======== Source material

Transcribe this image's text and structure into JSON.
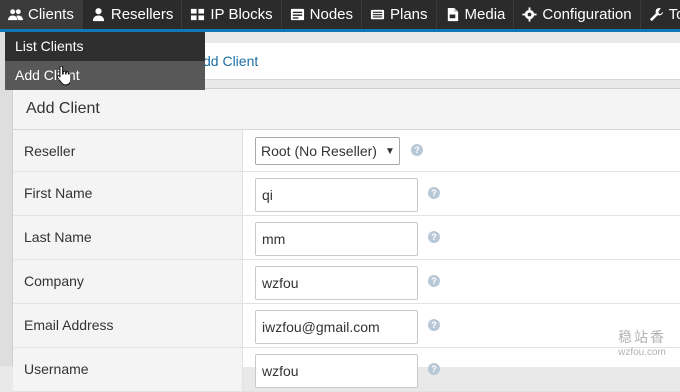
{
  "nav": {
    "items": [
      {
        "label": "Clients",
        "icon": "users-icon"
      },
      {
        "label": "Resellers",
        "icon": "user-icon"
      },
      {
        "label": "IP Blocks",
        "icon": "grid-icon"
      },
      {
        "label": "Nodes",
        "icon": "server-icon"
      },
      {
        "label": "Plans",
        "icon": "list-icon"
      },
      {
        "label": "Media",
        "icon": "file-icon"
      },
      {
        "label": "Configuration",
        "icon": "gear-icon"
      },
      {
        "label": "Tools",
        "icon": "wrench-icon"
      }
    ]
  },
  "dropdown": {
    "items": [
      {
        "label": "List Clients"
      },
      {
        "label": "Add Client"
      }
    ]
  },
  "breadcrumb": {
    "link": "dd Client"
  },
  "panel": {
    "title": "Add Client",
    "fields": {
      "reseller": {
        "label": "Reseller",
        "value": "Root (No Reseller)"
      },
      "first_name": {
        "label": "First Name",
        "value": "qi"
      },
      "last_name": {
        "label": "Last Name",
        "value": "mm"
      },
      "company": {
        "label": "Company",
        "value": "wzfou"
      },
      "email": {
        "label": "Email Address",
        "value": "iwzfou@gmail.com"
      },
      "username": {
        "label": "Username",
        "value": "wzfou"
      }
    },
    "help_glyph": "?"
  },
  "watermark": {
    "line1": "稳站香",
    "line2": "wzfou.com"
  },
  "colors": {
    "nav_bg": "#2b2b2b",
    "nav_accent": "#0f79b7",
    "link": "#1d6fa5",
    "panel_header_bg": "#f4f4f4"
  }
}
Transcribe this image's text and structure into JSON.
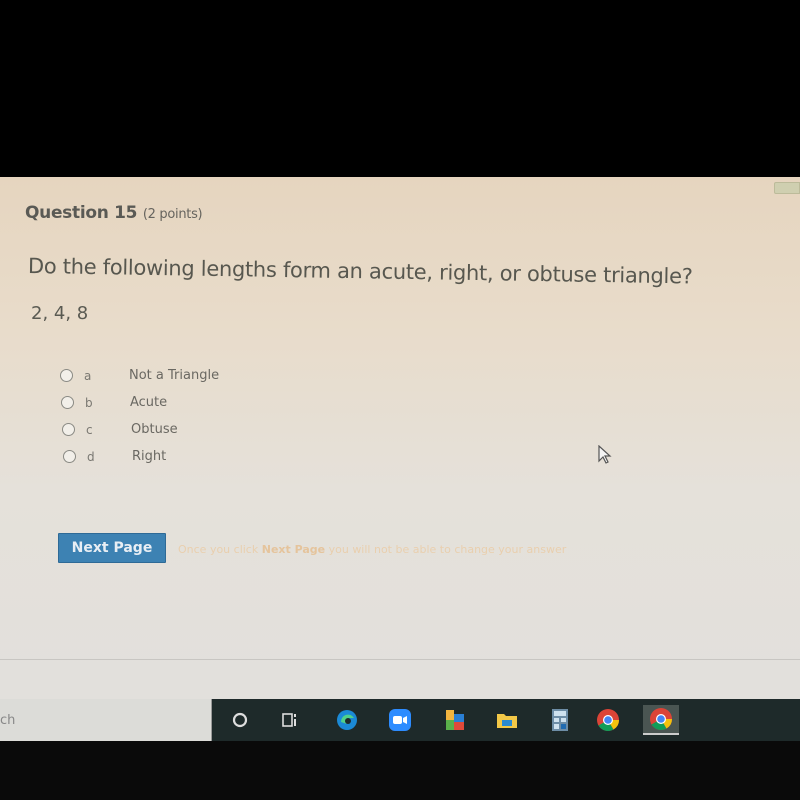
{
  "question": {
    "title": "Question 15",
    "points": "(2 points)",
    "prompt": "Do the following lengths form an acute, right, or obtuse triangle?",
    "values": "2, 4, 8",
    "options": [
      {
        "letter": "a",
        "text": "Not a Triangle",
        "selected": false
      },
      {
        "letter": "b",
        "text": "Acute",
        "selected": false
      },
      {
        "letter": "c",
        "text": "Obtuse",
        "selected": false
      },
      {
        "letter": "d",
        "text": "Right",
        "selected": false
      }
    ]
  },
  "navigation": {
    "next_label": "Next Page",
    "note_before": "Once you click ",
    "note_bold": "Next Page",
    "note_after": " you will not be able to change your answer"
  },
  "taskbar": {
    "search_text": "ch",
    "icons": [
      "cortana-icon",
      "task-view-icon",
      "edge-icon",
      "zoom-icon",
      "office-icon",
      "file-explorer-icon",
      "calculator-icon",
      "chrome-icon",
      "chrome-icon-active"
    ],
    "colors": {
      "accent_button": "#3d82b3",
      "taskbar": "#1e2a2a"
    }
  }
}
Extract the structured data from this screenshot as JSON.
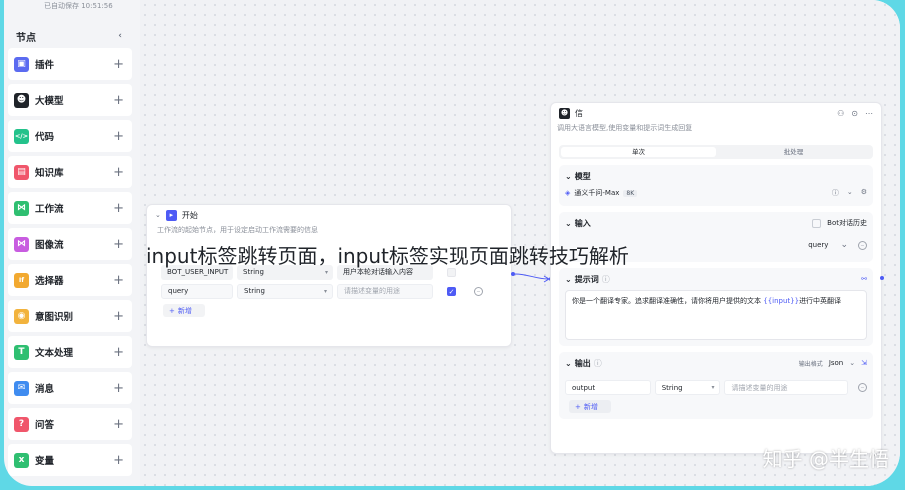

================

Keep the pictures out and write out the records exactly.

Worked solution:
Transcribe this image's text and structure into JSON.
{
  "nav": {
    "items": [
      {
        "label": "Clients",
        "icon": "users-icon"
      },
      {
        "label": "Resellers",
        "icon": "user-icon"
      },
      {
        "label": "IP Blocks",
        "icon": "grid-icon"
      },
      {
        "label": "Nodes",
        "icon": "server-icon"
      },
      {
        "label": "Plans",
        "icon": "list-icon"
      },
      {
        "label": "Media",
        "icon": "file-icon"
      },
      {
        "label": "Configuration",
        "icon": "gear-icon"
      },
      {
        "label": "Tools",
        "icon": "wrench-icon"
      }
    ]
  },
  "dropdown": {
    "items": [
      {
        "label": "List Clients"
      },
      {
        "label": "Add Client"
      }
    ]
  },
  "breadcrumb": {
    "link": "dd Client"
  },
  "panel": {
    "title": "Add Client",
    "fields": {
      "reseller": {
        "label": "Reseller",
        "value": "Root (No Reseller)"
      },
      "first_name": {
        "label": "First Name",
        "value": "qi"
      },
      "last_name": {
        "label": "Last Name",
        "value": "mm"
      },
      "company": {
        "label": "Company",
        "value": "wzfou"
      },
      "email": {
        "label": "Email Address",
        "value": "iwzfou@gmail.com"
      },
      "username": {
        "label": "Username",
        "value": "wzfou"
      }
    },
    "help_glyph": "?"
  },
  "watermark": {
    "line1": "稳站香",
    "line2": "wzfou.com"
  },
  "colors": {
    "nav_bg": "#2b2b2b",
    "nav_accent": "#0f79b7",
    "link": "#1d6fa5",
    "panel_header_bg": "#f4f4f4"
  }
}
Transcribe this image's text and structure into JSON.
{
  "question": {
    "title": "Question 15",
    "points": "(2 points)",
    "prompt": "Do the following lengths form an acute, right, or obtuse triangle?",
    "values": "2, 4, 8",
    "options": [
      {
        "letter": "a",
        "text": "Not a Triangle",
        "selected": false
      },
      {
        "letter": "b",
        "text": "Acute",
        "selected": false
      },
      {
        "letter": "c",
        "text": "Obtuse",
        "selected": false
      },
      {
        "letter": "d",
        "text": "Right",
        "selected": false
      }
    ]
  },
  "navigation": {
    "next_label": "Next Page",
    "note_before": "Once you click ",
    "note_bold": "Next Page",
    "note_after": " you will not be able to change your answer"
  },
  "taskbar": {
    "search_text": "ch",
    "icons": [
      "cortana-icon",
      "task-view-icon",
      "edge-icon",
      "zoom-icon",
      "office-icon",
      "file-explorer-icon",
      "calculator-icon",
      "chrome-icon",
      "chrome-icon-active"
    ],
    "colors": {
      "accent_button": "#3d82b3",
      "taskbar": "#1e2a2a"
    }
  }
}
Extract the structured data from this screenshot as JSON.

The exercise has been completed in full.